Exercise objective - Write out each line in which the string "every" is present.

Exercise material -

━━━━━━━━━━━━━━━━━━━━

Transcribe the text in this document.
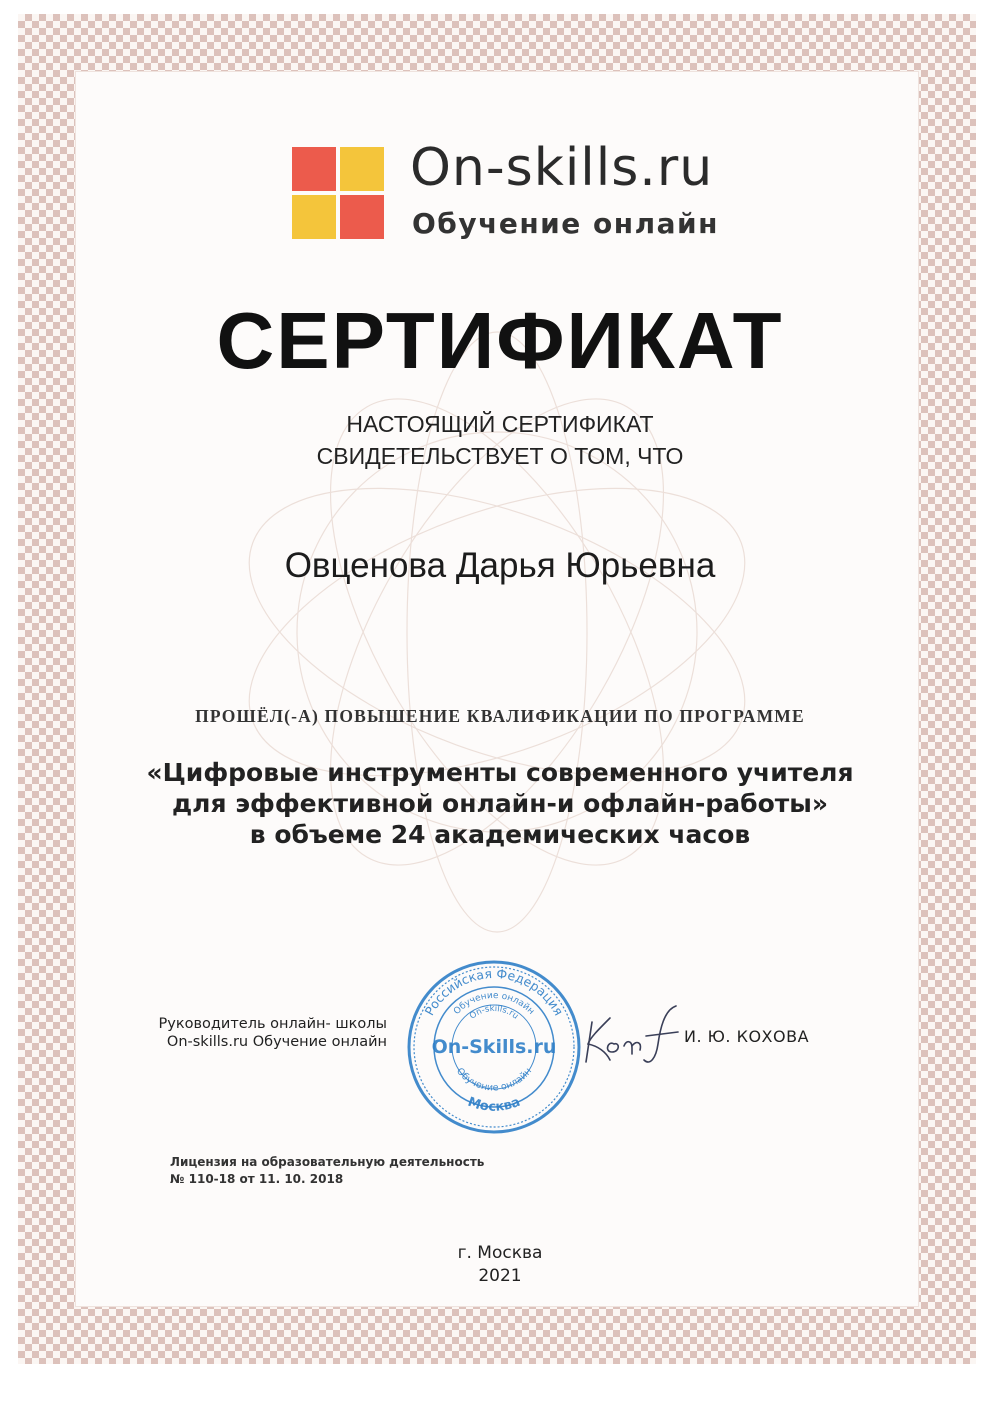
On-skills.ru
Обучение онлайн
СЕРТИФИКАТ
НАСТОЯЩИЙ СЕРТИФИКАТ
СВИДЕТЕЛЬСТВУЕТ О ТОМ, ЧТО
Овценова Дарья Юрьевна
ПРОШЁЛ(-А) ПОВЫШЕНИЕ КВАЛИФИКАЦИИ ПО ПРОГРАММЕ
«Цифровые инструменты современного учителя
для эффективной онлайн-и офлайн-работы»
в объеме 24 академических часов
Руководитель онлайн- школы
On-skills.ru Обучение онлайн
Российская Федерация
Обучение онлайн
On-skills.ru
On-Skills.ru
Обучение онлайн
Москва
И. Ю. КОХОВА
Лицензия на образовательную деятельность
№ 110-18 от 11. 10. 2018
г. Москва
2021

━━━━━━━━━━━━━━━━━━━━

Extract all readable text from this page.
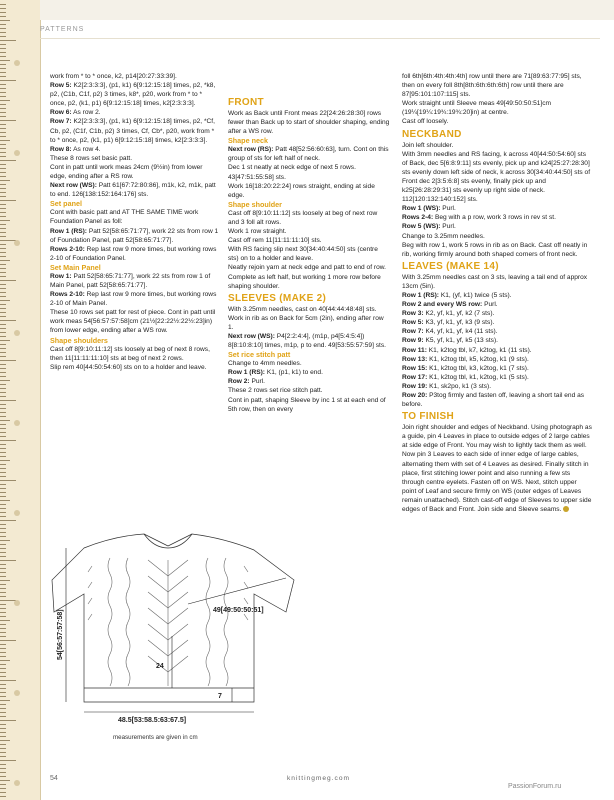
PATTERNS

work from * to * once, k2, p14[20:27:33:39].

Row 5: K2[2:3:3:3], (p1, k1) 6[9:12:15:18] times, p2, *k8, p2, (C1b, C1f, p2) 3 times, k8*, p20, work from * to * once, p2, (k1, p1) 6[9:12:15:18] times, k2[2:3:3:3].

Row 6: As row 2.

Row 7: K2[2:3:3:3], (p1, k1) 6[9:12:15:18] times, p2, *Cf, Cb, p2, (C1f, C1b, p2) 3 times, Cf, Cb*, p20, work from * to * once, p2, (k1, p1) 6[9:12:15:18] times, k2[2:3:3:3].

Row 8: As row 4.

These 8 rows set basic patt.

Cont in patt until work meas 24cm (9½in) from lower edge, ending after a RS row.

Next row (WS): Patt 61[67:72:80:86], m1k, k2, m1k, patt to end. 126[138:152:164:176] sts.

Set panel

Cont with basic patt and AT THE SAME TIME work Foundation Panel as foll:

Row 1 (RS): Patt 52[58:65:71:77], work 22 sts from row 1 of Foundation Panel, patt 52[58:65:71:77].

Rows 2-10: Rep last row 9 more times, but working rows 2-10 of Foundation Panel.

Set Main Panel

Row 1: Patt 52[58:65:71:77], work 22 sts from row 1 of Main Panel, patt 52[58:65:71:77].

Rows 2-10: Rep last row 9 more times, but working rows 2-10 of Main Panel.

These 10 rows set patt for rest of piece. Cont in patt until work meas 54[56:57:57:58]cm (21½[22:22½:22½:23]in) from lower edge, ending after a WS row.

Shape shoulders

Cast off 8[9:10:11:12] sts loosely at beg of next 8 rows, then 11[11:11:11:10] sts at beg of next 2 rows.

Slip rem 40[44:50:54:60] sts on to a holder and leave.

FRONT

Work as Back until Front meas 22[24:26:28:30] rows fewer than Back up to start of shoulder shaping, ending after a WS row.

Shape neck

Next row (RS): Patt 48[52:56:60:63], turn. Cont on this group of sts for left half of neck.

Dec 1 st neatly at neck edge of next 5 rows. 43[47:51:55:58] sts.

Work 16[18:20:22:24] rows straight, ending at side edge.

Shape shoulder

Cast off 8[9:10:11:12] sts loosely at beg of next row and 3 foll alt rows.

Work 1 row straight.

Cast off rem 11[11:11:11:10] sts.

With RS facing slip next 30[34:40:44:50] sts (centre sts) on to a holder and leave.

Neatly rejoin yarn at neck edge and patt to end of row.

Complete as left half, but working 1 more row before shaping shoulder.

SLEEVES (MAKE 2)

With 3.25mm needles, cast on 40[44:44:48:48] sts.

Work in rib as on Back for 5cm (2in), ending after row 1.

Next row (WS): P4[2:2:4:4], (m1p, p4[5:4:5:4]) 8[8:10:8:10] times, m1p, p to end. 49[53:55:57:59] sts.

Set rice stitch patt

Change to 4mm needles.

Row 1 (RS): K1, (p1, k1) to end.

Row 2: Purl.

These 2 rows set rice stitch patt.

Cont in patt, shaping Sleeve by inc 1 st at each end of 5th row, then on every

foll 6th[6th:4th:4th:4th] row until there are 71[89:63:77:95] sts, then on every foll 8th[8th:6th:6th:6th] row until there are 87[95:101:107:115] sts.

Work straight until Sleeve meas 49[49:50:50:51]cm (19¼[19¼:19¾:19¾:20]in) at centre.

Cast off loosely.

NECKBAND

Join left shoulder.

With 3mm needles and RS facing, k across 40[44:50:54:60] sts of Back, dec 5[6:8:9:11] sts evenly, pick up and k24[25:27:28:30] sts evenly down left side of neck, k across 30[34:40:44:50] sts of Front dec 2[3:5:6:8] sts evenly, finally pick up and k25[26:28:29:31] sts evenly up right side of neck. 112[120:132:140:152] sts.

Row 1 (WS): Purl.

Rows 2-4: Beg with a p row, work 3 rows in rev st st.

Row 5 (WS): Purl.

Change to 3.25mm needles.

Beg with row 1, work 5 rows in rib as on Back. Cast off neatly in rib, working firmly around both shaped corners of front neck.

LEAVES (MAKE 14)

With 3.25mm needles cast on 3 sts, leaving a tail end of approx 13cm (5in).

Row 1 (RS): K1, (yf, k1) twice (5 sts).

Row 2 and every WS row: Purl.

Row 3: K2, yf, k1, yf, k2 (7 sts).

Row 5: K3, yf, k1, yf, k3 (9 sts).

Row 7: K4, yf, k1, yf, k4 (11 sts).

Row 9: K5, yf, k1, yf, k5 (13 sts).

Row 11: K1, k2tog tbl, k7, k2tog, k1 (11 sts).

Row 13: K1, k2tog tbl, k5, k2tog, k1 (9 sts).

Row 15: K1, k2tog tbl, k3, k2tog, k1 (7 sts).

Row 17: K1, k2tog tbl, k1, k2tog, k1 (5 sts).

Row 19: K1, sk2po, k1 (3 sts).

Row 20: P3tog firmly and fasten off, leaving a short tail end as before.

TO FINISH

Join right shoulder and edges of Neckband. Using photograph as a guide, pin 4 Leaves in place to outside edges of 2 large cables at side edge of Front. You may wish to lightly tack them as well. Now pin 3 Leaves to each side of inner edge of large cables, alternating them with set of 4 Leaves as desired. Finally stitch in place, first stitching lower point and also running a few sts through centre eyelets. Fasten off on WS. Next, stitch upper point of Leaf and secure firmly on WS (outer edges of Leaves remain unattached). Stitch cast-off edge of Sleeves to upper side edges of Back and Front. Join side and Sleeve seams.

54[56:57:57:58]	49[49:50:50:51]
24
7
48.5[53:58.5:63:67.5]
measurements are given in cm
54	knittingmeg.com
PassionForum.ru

━━━━━━━━━━━━━━━━━━━━

Exercise response -
Cont in patt, shaping Sleeve by inc 1 st at each end of 5th row, then on every
foll 6th[6th:4th:4th:4th] row until there are 71[89:63:77:95] sts, then on every foll 8th[8th:6th:6th:6th] row until there are 87[95:101:107:115] sts.
Row 2 and every WS row: Purl.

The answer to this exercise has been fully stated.